_EXERCISE DESCRIPTION:_ Please retype every one of the following lines without changing a single character.

_INPUT DATA:_
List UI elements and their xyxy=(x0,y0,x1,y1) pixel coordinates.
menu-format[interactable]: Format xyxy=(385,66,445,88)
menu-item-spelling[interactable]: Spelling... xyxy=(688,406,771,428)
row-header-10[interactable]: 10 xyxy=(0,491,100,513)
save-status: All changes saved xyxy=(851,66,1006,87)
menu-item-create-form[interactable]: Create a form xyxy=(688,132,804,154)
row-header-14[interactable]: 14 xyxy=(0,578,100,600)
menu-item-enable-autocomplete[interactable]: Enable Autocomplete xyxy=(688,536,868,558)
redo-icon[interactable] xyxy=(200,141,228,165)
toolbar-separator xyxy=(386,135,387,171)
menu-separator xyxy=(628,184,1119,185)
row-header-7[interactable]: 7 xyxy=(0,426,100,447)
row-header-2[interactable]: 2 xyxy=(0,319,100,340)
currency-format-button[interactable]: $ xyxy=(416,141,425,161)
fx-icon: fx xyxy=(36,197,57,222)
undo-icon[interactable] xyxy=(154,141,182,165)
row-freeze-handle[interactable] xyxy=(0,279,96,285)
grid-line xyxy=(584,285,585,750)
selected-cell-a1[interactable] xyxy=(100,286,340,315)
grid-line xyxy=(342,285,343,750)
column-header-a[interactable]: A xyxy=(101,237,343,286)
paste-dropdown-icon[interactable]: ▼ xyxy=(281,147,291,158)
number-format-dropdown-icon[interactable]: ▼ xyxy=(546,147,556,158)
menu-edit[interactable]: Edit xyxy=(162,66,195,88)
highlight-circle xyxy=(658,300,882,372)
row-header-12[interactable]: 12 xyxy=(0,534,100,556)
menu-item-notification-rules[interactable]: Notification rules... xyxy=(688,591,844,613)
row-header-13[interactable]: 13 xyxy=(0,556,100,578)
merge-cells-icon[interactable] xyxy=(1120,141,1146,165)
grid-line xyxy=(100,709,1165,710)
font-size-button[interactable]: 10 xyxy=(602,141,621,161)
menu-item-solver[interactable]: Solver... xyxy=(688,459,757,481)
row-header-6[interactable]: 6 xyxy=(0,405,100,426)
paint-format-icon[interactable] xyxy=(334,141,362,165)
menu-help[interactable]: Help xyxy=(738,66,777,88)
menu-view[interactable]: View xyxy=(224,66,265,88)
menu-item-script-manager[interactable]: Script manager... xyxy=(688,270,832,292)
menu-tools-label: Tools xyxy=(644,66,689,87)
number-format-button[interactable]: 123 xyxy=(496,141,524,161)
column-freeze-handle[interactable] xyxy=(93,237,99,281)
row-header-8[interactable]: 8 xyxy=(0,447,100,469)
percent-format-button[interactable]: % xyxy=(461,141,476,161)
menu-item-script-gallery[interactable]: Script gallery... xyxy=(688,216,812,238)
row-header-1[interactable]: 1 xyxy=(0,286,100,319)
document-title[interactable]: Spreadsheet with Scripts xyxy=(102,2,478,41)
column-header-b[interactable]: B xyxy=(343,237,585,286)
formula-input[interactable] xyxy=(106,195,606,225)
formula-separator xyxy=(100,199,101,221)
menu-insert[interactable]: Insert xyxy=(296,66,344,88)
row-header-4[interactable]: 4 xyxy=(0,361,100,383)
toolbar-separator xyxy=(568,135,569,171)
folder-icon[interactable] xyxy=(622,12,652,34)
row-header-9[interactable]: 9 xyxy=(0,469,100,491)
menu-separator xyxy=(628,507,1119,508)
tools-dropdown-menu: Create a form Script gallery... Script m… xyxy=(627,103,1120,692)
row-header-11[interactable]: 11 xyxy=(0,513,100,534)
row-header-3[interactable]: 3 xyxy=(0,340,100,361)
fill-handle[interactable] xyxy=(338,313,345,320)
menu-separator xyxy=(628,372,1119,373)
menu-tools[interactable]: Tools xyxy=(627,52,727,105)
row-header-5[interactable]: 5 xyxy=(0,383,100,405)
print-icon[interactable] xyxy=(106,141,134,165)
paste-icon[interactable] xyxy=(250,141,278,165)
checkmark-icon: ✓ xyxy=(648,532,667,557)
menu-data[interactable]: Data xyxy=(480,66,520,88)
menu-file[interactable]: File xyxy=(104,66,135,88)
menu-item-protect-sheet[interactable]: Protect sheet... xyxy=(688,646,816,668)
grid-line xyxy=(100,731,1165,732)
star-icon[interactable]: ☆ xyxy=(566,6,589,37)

_ANSWER:_
List UI elements and their xyxy=(x0,y0,x1,y1) pixel coordinates.
menu-format[interactable]: Format xyxy=(385,66,445,88)
menu-item-spelling[interactable]: Spelling... xyxy=(688,406,771,428)
row-header-10[interactable]: 10 xyxy=(0,491,100,513)
save-status: All changes saved xyxy=(851,66,1006,87)
menu-item-create-form[interactable]: Create a form xyxy=(688,132,804,154)
row-header-14[interactable]: 14 xyxy=(0,578,100,600)
menu-item-enable-autocomplete[interactable]: Enable Autocomplete xyxy=(688,536,868,558)
redo-icon[interactable] xyxy=(200,141,228,165)
toolbar-separator xyxy=(386,135,387,171)
menu-separator xyxy=(628,184,1119,185)
row-header-7[interactable]: 7 xyxy=(0,426,100,447)
row-header-2[interactable]: 2 xyxy=(0,319,100,340)
currency-format-button[interactable]: $ xyxy=(416,141,425,161)
fx-icon: fx xyxy=(36,197,57,222)
undo-icon[interactable] xyxy=(154,141,182,165)
row-freeze-handle[interactable] xyxy=(0,279,96,285)
grid-line xyxy=(584,285,585,750)
selected-cell-a1[interactable] xyxy=(100,286,340,315)
grid-line xyxy=(342,285,343,750)
column-header-a[interactable]: A xyxy=(101,237,343,286)
paste-dropdown-icon[interactable]: ▼ xyxy=(281,147,291,158)
number-format-dropdown-icon[interactable]: ▼ xyxy=(546,147,556,158)
menu-edit[interactable]: Edit xyxy=(162,66,195,88)
highlight-circle xyxy=(658,300,882,372)
row-header-12[interactable]: 12 xyxy=(0,534,100,556)
menu-item-notification-rules[interactable]: Notification rules... xyxy=(688,591,844,613)
row-header-13[interactable]: 13 xyxy=(0,556,100,578)
merge-cells-icon[interactable] xyxy=(1120,141,1146,165)
grid-line xyxy=(100,709,1165,710)
font-size-button[interactable]: 10 xyxy=(602,141,621,161)
menu-item-solver[interactable]: Solver... xyxy=(688,459,757,481)
row-header-6[interactable]: 6 xyxy=(0,405,100,426)
paint-format-icon[interactable] xyxy=(334,141,362,165)
menu-help[interactable]: Help xyxy=(738,66,777,88)
menu-view[interactable]: View xyxy=(224,66,265,88)
menu-item-script-manager[interactable]: Script manager... xyxy=(688,270,832,292)
menu-tools-label: Tools xyxy=(644,66,689,87)
number-format-button[interactable]: 123 xyxy=(496,141,524,161)
column-freeze-handle[interactable] xyxy=(93,237,99,281)
row-header-8[interactable]: 8 xyxy=(0,447,100,469)
percent-format-button[interactable]: % xyxy=(461,141,476,161)
menu-item-script-gallery[interactable]: Script gallery... xyxy=(688,216,812,238)
row-header-1[interactable]: 1 xyxy=(0,286,100,319)
document-title[interactable]: Spreadsheet with Scripts xyxy=(102,2,478,41)
column-header-b[interactable]: B xyxy=(343,237,585,286)
formula-input[interactable] xyxy=(106,195,606,225)
formula-separator xyxy=(100,199,101,221)
menu-insert[interactable]: Insert xyxy=(296,66,344,88)
row-header-4[interactable]: 4 xyxy=(0,361,100,383)
toolbar-separator xyxy=(568,135,569,171)
folder-icon[interactable] xyxy=(622,12,652,34)
row-header-9[interactable]: 9 xyxy=(0,469,100,491)
menu-separator xyxy=(628,507,1119,508)
tools-dropdown-menu: Create a form Script gallery... Script m… xyxy=(627,103,1120,692)
row-header-11[interactable]: 11 xyxy=(0,513,100,534)
row-header-3[interactable]: 3 xyxy=(0,340,100,361)
fill-handle[interactable] xyxy=(338,313,345,320)
menu-separator xyxy=(628,372,1119,373)
menu-tools[interactable]: Tools xyxy=(627,52,727,105)
row-header-5[interactable]: 5 xyxy=(0,383,100,405)
print-icon[interactable] xyxy=(106,141,134,165)
paste-icon[interactable] xyxy=(250,141,278,165)
checkmark-icon: ✓ xyxy=(648,532,667,557)
menu-data[interactable]: Data xyxy=(480,66,520,88)
menu-file[interactable]: File xyxy=(104,66,135,88)
menu-item-protect-sheet[interactable]: Protect sheet... xyxy=(688,646,816,668)
grid-line xyxy=(100,731,1165,732)
star-icon[interactable]: ☆ xyxy=(566,6,589,37)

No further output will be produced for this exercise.